------ Records for the task ------
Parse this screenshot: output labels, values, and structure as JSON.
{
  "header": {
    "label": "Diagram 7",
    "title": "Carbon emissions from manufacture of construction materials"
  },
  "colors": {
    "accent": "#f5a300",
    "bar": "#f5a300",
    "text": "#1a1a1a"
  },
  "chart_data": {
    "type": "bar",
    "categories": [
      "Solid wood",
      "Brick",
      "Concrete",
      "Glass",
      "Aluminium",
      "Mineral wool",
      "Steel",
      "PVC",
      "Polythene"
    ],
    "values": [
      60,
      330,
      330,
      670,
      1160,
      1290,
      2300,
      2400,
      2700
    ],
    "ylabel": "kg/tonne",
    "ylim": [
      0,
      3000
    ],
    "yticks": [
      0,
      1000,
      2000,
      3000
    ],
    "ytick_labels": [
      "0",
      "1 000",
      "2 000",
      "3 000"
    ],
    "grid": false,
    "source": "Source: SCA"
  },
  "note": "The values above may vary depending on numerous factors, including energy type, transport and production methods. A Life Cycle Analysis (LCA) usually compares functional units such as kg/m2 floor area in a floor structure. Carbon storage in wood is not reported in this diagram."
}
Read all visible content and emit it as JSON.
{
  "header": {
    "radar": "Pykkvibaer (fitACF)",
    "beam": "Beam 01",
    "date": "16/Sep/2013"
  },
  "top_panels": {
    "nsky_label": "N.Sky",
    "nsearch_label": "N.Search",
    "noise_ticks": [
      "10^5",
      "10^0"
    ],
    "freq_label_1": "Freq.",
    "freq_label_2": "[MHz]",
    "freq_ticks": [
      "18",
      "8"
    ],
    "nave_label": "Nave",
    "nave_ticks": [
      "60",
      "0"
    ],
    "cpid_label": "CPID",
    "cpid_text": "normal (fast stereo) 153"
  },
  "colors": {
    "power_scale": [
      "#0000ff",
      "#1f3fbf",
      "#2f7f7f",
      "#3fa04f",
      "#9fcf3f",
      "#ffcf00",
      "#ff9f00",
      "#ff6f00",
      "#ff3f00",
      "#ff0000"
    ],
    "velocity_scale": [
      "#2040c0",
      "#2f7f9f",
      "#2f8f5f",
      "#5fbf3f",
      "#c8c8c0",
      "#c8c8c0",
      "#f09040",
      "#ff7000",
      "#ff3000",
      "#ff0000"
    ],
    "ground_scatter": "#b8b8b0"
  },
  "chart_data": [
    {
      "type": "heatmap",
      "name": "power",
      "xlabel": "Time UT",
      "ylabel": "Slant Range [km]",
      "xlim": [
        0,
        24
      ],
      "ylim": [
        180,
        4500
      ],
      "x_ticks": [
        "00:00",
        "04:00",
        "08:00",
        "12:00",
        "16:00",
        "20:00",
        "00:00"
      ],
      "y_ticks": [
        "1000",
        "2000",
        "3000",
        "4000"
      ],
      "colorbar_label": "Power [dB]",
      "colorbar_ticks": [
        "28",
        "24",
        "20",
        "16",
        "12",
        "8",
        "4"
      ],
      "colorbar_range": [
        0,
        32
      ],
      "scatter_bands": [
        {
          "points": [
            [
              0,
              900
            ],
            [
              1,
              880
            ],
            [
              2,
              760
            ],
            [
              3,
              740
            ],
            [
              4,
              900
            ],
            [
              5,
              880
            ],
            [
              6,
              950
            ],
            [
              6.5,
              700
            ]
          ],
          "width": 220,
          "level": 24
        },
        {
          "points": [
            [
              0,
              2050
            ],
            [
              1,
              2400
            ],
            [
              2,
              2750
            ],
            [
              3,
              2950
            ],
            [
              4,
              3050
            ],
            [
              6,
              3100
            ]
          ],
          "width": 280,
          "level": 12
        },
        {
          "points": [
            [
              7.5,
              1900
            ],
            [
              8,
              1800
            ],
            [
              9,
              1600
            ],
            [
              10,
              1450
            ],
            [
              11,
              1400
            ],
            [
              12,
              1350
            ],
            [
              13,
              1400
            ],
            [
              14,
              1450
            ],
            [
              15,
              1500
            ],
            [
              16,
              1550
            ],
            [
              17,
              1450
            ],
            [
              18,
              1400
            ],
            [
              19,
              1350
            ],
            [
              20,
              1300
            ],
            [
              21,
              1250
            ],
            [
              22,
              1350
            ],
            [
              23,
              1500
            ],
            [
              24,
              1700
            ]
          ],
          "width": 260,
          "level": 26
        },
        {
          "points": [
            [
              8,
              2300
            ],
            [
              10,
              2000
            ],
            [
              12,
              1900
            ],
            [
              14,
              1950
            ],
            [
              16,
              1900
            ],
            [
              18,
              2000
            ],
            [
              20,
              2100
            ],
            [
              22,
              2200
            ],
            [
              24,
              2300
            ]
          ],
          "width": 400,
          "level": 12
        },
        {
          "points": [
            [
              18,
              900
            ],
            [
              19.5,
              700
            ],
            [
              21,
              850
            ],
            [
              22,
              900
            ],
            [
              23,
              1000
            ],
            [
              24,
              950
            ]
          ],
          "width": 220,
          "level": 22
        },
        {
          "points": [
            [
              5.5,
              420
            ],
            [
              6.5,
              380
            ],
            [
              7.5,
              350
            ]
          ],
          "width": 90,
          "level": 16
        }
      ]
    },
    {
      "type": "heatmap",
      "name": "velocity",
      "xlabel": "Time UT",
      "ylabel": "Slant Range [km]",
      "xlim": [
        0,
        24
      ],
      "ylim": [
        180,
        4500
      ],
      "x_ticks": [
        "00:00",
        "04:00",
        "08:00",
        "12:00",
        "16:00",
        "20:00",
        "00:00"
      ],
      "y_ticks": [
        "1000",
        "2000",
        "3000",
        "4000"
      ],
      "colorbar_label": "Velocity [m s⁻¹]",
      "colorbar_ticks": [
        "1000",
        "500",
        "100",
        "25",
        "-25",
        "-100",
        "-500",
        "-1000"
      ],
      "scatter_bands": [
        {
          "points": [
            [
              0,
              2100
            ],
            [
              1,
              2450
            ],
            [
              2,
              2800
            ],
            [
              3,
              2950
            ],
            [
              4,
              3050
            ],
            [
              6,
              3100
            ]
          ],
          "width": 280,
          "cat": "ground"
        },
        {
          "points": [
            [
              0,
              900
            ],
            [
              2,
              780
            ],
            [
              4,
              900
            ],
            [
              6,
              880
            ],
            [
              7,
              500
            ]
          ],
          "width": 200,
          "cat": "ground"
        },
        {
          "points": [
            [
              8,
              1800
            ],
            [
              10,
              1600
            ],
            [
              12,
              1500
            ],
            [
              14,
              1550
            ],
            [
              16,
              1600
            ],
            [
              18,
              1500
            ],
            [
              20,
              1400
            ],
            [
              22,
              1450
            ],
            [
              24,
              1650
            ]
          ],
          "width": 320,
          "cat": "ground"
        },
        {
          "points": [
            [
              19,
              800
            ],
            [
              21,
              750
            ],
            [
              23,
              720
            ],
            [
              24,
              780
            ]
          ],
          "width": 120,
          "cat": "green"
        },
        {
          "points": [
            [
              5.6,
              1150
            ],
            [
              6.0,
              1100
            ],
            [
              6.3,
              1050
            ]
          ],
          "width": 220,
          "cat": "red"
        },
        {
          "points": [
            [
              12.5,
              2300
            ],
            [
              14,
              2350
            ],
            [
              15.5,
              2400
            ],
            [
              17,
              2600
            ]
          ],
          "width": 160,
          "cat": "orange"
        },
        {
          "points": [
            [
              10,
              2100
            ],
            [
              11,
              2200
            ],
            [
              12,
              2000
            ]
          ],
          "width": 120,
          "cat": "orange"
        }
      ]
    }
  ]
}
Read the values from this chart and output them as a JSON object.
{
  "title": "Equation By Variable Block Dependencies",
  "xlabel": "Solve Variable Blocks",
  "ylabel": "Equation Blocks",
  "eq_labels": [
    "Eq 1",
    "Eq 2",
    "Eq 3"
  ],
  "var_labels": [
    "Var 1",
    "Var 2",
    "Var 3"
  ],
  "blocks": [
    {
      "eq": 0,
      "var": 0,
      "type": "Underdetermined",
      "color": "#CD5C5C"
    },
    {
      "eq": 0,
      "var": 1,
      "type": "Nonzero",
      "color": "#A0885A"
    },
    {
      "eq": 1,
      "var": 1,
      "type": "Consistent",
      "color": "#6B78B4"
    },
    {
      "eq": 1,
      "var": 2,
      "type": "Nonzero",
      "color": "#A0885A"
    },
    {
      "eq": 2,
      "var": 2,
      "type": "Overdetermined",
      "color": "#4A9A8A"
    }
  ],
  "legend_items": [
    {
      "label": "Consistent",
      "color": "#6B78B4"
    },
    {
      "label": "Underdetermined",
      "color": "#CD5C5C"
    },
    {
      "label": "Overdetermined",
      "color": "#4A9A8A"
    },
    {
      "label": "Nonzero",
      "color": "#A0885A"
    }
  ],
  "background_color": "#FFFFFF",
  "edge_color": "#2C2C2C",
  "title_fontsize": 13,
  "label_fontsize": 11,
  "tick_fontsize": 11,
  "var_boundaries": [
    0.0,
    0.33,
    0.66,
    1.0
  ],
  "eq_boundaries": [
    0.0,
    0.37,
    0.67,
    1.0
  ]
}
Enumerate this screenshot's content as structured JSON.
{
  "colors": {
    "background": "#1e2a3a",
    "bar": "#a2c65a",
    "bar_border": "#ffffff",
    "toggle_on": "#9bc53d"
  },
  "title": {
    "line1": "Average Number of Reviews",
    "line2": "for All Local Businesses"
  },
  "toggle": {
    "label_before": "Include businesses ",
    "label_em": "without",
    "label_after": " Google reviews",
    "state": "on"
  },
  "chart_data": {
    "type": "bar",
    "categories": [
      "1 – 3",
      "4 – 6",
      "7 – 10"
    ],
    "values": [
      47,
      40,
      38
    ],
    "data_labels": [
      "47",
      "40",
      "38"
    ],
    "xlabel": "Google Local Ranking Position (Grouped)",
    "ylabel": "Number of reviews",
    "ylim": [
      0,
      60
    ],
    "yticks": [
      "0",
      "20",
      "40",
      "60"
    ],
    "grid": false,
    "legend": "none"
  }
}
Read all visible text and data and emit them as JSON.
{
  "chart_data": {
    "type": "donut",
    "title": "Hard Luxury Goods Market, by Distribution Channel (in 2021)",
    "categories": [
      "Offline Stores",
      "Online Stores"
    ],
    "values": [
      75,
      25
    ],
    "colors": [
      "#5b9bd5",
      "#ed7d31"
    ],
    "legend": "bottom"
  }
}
------
▸ The task: Go through the records. Copy each line where "Local" appears.

▸ Answer below:
    "line2": "for All Local Businesses"
    "xlabel": "Google Local Ranking Position (Grouped)",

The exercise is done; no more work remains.